YOUR TASK:
Return every record exactly as written.
★ ★ ★
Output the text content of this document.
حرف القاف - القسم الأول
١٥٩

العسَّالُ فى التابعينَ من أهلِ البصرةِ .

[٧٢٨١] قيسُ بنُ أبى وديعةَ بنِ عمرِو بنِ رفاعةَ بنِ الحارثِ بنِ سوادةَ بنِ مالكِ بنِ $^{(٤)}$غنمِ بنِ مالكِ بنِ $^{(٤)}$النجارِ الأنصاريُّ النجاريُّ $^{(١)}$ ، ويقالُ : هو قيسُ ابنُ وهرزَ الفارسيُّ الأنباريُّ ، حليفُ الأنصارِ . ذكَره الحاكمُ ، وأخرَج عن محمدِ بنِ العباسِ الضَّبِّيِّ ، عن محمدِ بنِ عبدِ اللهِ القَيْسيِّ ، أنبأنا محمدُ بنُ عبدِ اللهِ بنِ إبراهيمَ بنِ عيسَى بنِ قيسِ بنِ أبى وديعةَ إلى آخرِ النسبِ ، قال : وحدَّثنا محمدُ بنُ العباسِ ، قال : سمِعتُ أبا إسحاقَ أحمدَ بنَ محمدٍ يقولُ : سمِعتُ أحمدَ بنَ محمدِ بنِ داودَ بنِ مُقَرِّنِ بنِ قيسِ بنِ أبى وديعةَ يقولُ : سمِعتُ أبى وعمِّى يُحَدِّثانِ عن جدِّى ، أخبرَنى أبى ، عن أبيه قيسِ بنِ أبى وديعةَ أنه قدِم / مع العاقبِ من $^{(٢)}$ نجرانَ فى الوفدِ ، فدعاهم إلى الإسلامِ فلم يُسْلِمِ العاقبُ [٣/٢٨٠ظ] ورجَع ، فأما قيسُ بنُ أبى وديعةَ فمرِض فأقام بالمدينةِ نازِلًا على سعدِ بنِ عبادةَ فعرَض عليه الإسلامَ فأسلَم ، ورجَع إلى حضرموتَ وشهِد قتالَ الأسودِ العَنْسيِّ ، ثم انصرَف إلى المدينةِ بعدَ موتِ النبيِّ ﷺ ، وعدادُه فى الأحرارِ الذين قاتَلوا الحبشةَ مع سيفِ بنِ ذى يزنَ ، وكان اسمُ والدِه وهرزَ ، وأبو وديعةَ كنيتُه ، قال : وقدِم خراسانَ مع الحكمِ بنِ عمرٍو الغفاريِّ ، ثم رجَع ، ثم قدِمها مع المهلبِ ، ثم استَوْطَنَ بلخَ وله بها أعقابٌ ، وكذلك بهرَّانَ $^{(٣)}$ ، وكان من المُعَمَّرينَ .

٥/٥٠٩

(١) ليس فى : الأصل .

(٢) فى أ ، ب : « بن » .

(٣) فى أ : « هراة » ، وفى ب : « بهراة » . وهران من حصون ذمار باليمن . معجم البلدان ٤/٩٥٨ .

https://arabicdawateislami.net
★ ★ ★
SOLUTION BELOW:
Output the text content of this document.
حرف القاف - القسم الأول
١٥٩

العسَّالُ فى التابعينَ من أهلِ البصرةِ .

[٧٢٨١] قيسُ بنُ أبى وديعةَ بنِ عمرِو بنِ رفاعةَ بنِ الحارثِ بنِ سوادةَ بنِ مالكِ بنِ $^{(٤)}$غنمِ بنِ مالكِ بنِ $^{(٤)}$النجارِ الأنصاريُّ النجاريُّ $^{(١)}$ ، ويقالُ : هو قيسُ ابنُ وهرزَ الفارسيُّ الأنباريُّ ، حليفُ الأنصارِ . ذكَره الحاكمُ ، وأخرَج عن محمدِ بنِ العباسِ الضَّبِّيِّ ، عن محمدِ بنِ عبدِ اللهِ القَيْسيِّ ، أنبأنا محمدُ بنُ عبدِ اللهِ بنِ إبراهيمَ بنِ عيسَى بنِ قيسِ بنِ أبى وديعةَ إلى آخرِ النسبِ ، قال : وحدَّثنا محمدُ بنُ العباسِ ، قال : سمِعتُ أبا إسحاقَ أحمدَ بنَ محمدٍ يقولُ : سمِعتُ أحمدَ بنَ محمدِ بنِ داودَ بنِ مُقَرِّنِ بنِ قيسِ بنِ أبى وديعةَ يقولُ : سمِعتُ أبى وعمِّى يُحَدِّثانِ عن جدِّى ، أخبرَنى أبى ، عن أبيه قيسِ بنِ أبى وديعةَ أنه قدِم / مع العاقبِ من $^{(٢)}$ نجرانَ فى الوفدِ ، فدعاهم إلى الإسلامِ فلم يُسْلِمِ العاقبُ [٣/٢٨٠ظ] ورجَع ، فأما قيسُ بنُ أبى وديعةَ فمرِض فأقام بالمدينةِ نازِلًا على سعدِ بنِ عبادةَ فعرَض عليه الإسلامَ فأسلَم ، ورجَع إلى حضرموتَ وشهِد قتالَ الأسودِ العَنْسيِّ ، ثم انصرَف إلى المدينةِ بعدَ موتِ النبيِّ ﷺ ، وعدادُه فى الأحرارِ الذين قاتَلوا الحبشةَ مع سيفِ بنِ ذى يزنَ ، وكان اسمُ والدِه وهرزَ ، وأبو وديعةَ كنيتُه ، قال : وقدِم خراسانَ مع الحكمِ بنِ عمرٍو الغفاريِّ ، ثم رجَع ، ثم قدِمها مع المهلبِ ، ثم استَوْطَنَ بلخَ وله بها أعقابٌ ، وكذلك بهرَّانَ $^{(٣)}$ ، وكان من المُعَمَّرينَ .

٥/٥٠٩

(١) ليس فى : الأصل .

(٢) فى أ ، ب : « بن » .

(٣) فى أ : « هراة » ، وفى ب : « بهراة » . وهران من حصون ذمار باليمن . معجم البلدان ٤/٩٥٨ .

https://arabicdawateislami.net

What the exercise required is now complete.